+++ Entries provided +++

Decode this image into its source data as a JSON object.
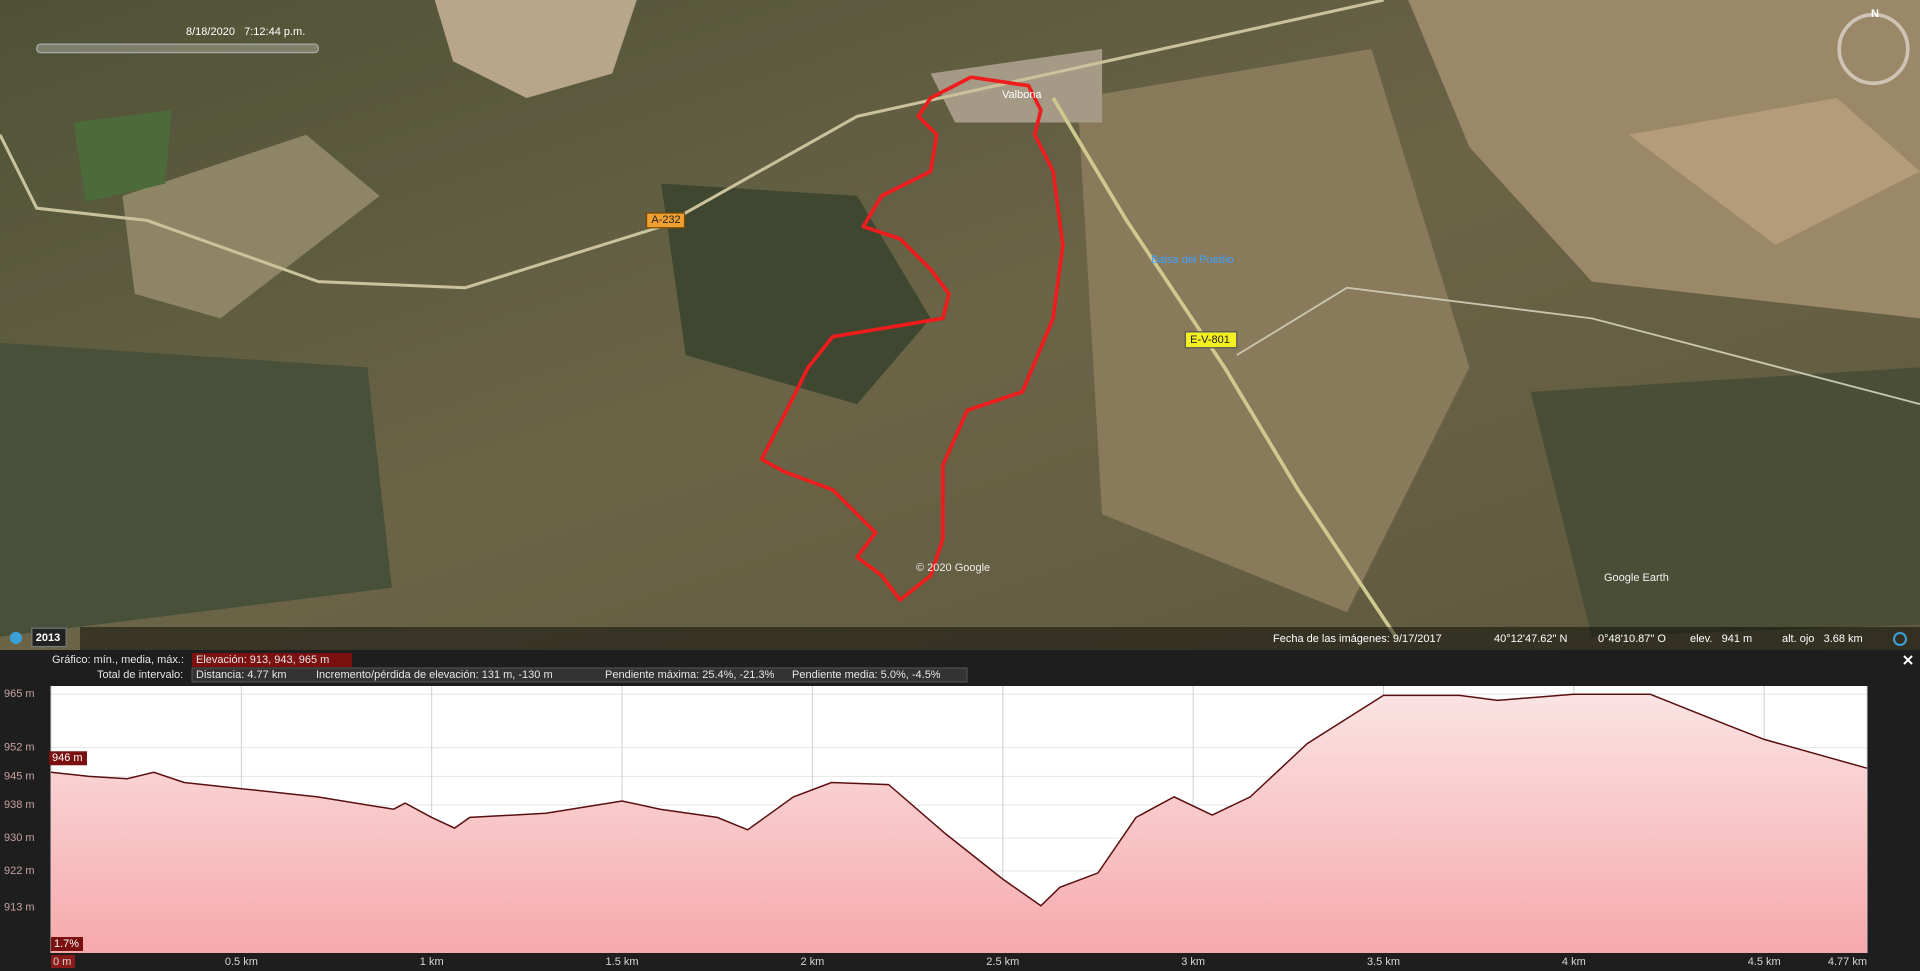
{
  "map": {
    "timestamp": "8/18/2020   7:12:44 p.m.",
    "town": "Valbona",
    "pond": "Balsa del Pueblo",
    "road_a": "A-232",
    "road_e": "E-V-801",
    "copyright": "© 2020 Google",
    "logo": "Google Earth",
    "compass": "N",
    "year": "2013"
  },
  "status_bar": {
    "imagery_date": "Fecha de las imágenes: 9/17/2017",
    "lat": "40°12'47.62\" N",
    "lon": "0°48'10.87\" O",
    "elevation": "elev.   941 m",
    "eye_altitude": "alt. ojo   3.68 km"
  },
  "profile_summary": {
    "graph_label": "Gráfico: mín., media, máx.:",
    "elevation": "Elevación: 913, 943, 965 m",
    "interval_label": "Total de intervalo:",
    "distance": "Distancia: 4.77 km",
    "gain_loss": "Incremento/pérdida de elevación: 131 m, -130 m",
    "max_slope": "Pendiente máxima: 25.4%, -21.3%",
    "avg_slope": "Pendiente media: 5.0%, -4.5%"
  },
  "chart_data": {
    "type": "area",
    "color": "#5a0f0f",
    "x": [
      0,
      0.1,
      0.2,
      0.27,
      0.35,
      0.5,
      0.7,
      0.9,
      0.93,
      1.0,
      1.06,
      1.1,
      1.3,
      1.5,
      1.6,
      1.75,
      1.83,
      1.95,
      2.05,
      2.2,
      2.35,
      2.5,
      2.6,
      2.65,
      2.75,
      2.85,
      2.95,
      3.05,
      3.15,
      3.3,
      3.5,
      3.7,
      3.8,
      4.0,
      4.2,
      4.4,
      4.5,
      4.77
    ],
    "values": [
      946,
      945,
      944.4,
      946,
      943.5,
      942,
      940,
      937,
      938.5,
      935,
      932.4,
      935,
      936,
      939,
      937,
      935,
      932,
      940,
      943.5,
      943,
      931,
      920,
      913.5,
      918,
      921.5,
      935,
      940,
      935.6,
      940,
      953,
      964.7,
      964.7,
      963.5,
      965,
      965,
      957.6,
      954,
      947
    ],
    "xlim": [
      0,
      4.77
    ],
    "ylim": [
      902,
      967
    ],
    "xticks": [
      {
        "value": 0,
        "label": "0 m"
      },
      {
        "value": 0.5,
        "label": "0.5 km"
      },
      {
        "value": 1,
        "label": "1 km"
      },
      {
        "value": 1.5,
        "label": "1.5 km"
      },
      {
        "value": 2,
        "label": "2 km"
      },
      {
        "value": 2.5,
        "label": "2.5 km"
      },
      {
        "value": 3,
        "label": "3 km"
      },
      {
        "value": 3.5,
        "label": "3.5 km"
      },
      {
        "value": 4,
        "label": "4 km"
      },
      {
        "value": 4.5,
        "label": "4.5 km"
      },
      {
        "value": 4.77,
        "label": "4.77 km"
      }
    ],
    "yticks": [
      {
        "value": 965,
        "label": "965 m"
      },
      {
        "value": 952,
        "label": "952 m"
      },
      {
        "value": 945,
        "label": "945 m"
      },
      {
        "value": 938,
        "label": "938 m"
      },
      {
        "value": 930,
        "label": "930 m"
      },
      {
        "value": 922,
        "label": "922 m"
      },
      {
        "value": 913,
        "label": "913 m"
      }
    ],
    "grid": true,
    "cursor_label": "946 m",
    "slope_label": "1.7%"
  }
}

+++
+++ Entries provided +++

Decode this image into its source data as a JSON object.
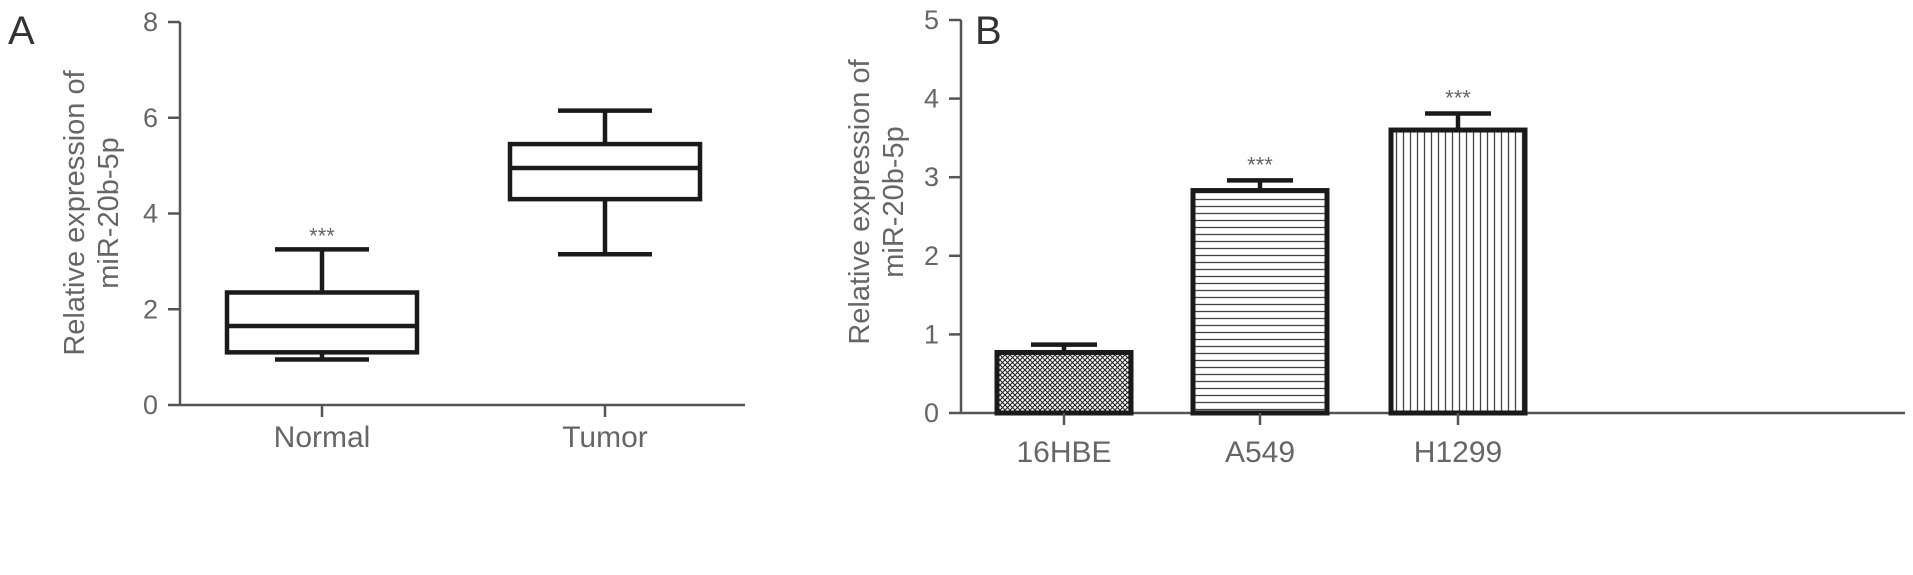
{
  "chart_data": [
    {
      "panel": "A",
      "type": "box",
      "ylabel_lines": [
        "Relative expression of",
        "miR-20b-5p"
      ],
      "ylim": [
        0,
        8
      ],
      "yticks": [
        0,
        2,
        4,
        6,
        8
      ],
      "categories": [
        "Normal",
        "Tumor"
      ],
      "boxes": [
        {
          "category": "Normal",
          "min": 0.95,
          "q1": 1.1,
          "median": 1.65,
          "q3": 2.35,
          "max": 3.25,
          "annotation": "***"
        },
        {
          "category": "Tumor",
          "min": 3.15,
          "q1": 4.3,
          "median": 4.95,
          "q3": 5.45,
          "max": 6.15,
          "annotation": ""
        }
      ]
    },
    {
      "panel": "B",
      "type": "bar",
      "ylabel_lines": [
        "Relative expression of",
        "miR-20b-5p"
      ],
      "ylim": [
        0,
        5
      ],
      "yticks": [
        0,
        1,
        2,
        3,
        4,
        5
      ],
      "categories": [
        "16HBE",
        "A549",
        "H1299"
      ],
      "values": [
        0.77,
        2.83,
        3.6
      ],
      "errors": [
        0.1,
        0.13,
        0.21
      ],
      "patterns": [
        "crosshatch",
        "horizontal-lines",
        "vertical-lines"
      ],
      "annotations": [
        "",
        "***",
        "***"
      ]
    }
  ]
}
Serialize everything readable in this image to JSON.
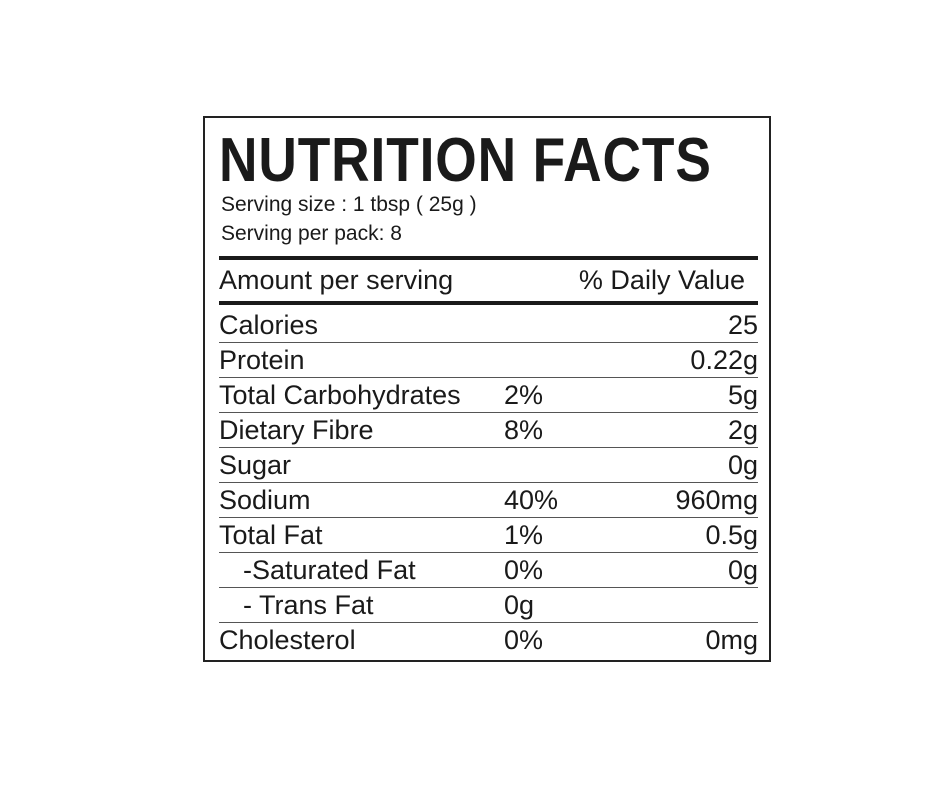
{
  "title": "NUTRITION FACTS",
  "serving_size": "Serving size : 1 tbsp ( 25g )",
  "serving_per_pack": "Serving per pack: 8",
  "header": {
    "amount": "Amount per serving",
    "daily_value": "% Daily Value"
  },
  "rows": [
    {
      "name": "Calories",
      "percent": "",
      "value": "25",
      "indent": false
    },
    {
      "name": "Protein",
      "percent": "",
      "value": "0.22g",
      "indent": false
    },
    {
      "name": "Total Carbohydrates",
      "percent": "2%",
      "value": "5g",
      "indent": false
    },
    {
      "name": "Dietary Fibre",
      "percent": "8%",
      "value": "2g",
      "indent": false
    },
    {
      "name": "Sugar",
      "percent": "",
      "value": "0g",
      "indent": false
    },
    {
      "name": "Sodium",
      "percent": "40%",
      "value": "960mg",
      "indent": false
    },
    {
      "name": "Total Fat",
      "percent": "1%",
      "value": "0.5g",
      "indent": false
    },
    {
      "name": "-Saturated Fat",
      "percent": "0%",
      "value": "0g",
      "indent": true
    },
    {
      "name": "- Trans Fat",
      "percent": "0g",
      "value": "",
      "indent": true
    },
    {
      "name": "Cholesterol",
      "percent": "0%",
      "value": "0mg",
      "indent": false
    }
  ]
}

+++

# Try it
Where a line above holds the string "Pendiente", copy that line.

# Output
    "max_slope": "Pendiente máxima: 25.4%, -21.3%",
    "avg_slope": "Pendiente media: 5.0%, -4.5%"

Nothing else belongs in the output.